• Exercice court 1:
Dans l'extrait choisi, à qui appartient le grand pin dont le vent agite les branches ?
• Exercice court 2:
Recopiez le passage de l'extrait choisi qui commence à « Le dénominateur commun » et se termine à « son vaste terrain. ».

• Extrait choisi:
Le dénominateur commun de ces moments d’intense félicité était la tendresse, une tendresse sans limite pour ce qu’offrait la nature, depuis le grand arbre sur la route de Saint-Philbert, jusqu’aux petits écureuils qui venaient  chercher les noix placées pour eux sur des mangeoires « maison ». Je n’avais plus besoin que le ciel soit d’azur, ou le soleil glorieux, il suffisait simplement que le jour se lève sur le petit monde de La Boutetière, et que le vent se mette à souffler dans les branches du grand pin, celui de Joseph, le républicain, un homme de bien qui alignait poireaux et choux dans une partie de son vaste terrain.


La lumière du jour me suffisait pour m’éclairer le cœur. La sérénité était devenue ma compagne du quotidien. La dernière partie du voyage pouvait commencer, sans peur ni reproches. Je n'ai pas dit sans regrets, tu remarques ? Parce que des regrets, j’en avais pourtant  à la pelle, même si je les savais complètement inutiles.


Des regrets «  honnêtes » et des regrets moins «  fréquentables », des trucs dont tu te souviens parfois, mais que tu cherches à enfouir au plus profond de toi, en espérant que tu n’auras jamais l’occase de les déterrer. T’inquiète, la vie le fait pour toi. Tu pionces bien, et d’un seul coup, tu prends un seau de merde dans la gueule, et ça te bride le bonheur pour deux jours, trois peut-être. Ne compte pas sur moi pour te donner la liste des coups tordus, des vacheries, des mots qui blessent, des mots qui tuent l’amour ou l’amitié. Si tu savais….mon pauvre…si tu savais, ma pauvre….Ah….la félicité ? On parlait de félicité..... ?

• Lignes extraites:
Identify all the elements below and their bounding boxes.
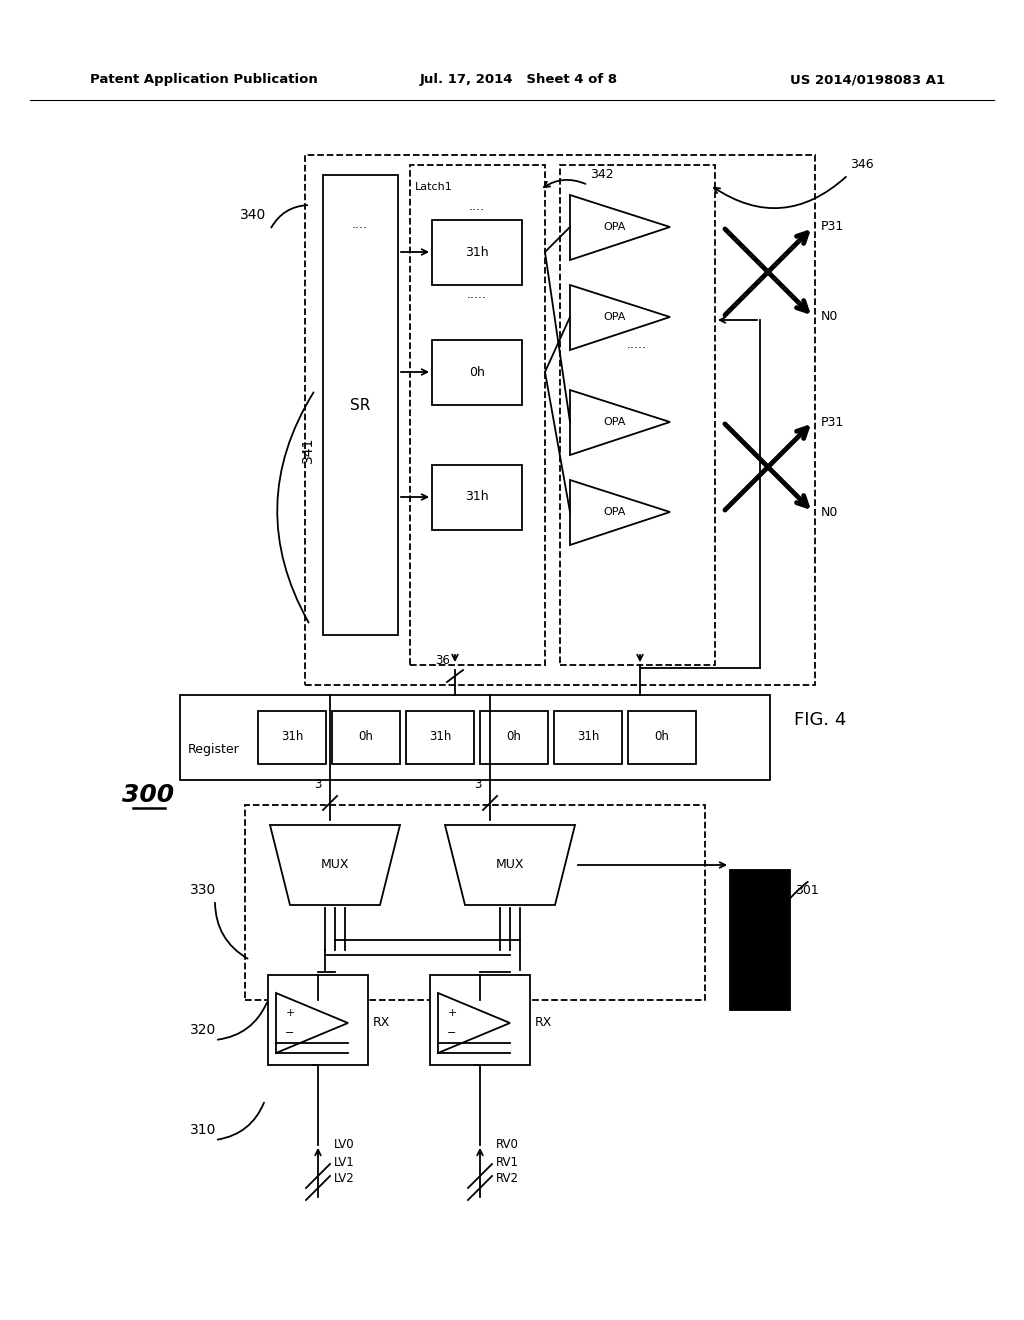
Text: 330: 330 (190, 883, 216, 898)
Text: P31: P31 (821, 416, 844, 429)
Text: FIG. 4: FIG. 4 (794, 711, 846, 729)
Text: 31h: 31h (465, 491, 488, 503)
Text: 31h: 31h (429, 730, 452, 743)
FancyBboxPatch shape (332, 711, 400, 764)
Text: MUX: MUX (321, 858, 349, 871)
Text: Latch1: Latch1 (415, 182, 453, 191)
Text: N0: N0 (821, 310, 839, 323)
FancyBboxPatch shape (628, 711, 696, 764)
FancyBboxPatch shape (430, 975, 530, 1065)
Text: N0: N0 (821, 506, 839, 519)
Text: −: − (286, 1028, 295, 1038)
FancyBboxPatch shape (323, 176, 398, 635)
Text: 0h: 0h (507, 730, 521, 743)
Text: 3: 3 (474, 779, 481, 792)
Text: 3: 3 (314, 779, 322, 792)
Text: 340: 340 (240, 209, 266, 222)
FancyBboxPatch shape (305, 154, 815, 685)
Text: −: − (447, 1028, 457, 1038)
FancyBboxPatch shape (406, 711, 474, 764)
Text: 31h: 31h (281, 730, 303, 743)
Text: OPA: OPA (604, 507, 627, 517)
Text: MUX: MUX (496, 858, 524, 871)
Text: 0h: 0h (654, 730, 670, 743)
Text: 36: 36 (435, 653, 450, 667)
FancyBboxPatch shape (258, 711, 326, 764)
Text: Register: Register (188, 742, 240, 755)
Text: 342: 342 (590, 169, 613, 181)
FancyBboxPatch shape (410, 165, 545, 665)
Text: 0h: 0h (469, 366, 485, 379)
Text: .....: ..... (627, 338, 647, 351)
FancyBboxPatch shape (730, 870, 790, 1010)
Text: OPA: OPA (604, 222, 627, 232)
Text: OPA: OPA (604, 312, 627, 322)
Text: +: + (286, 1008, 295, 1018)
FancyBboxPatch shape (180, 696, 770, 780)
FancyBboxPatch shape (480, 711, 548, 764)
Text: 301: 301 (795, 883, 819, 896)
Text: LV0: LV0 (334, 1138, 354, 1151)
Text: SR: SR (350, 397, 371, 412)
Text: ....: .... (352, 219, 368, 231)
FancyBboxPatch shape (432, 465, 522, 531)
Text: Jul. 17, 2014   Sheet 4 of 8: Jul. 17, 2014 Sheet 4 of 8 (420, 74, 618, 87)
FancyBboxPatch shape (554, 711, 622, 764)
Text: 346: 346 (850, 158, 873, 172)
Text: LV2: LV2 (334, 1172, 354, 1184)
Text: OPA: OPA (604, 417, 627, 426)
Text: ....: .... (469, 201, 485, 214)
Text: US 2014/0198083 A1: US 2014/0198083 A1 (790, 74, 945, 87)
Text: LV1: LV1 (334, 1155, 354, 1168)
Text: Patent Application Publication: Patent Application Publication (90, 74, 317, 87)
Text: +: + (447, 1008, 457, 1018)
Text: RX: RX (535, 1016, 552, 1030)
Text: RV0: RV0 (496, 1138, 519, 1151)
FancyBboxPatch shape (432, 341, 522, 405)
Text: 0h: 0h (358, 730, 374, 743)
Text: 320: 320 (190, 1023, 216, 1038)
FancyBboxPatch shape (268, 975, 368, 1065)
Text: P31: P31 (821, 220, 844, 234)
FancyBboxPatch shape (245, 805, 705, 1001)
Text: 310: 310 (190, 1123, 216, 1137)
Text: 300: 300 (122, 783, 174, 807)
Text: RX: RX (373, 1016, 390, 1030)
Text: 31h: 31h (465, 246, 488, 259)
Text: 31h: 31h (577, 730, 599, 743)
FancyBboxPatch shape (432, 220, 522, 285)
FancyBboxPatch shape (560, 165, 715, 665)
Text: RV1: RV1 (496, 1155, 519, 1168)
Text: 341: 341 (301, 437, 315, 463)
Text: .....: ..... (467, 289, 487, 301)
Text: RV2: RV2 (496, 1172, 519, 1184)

• Réponse 1:
À Joseph, le républicain.

• Réponse 2:
Le dénominateur commun de ces moments d’intense félicité était la tendresse, une tendresse sans limite pour ce qu’offrait la nature, depuis le grand arbre sur la route de Saint-Philbert, jusqu’aux petits écureuils qui venaient  chercher les noix placées pour eux sur des mangeoires « maison ». Je n’avais plus besoin que le ciel soit d’azur, ou le soleil glorieux, il suffisait simplement que le jour se lève sur le petit monde de La Boutetière, et que le vent se mette à souffler dans les branches du grand pin, celui de Joseph, le républicain, un homme de bien qui alignait poireaux et choux dans une partie de son vaste terrain.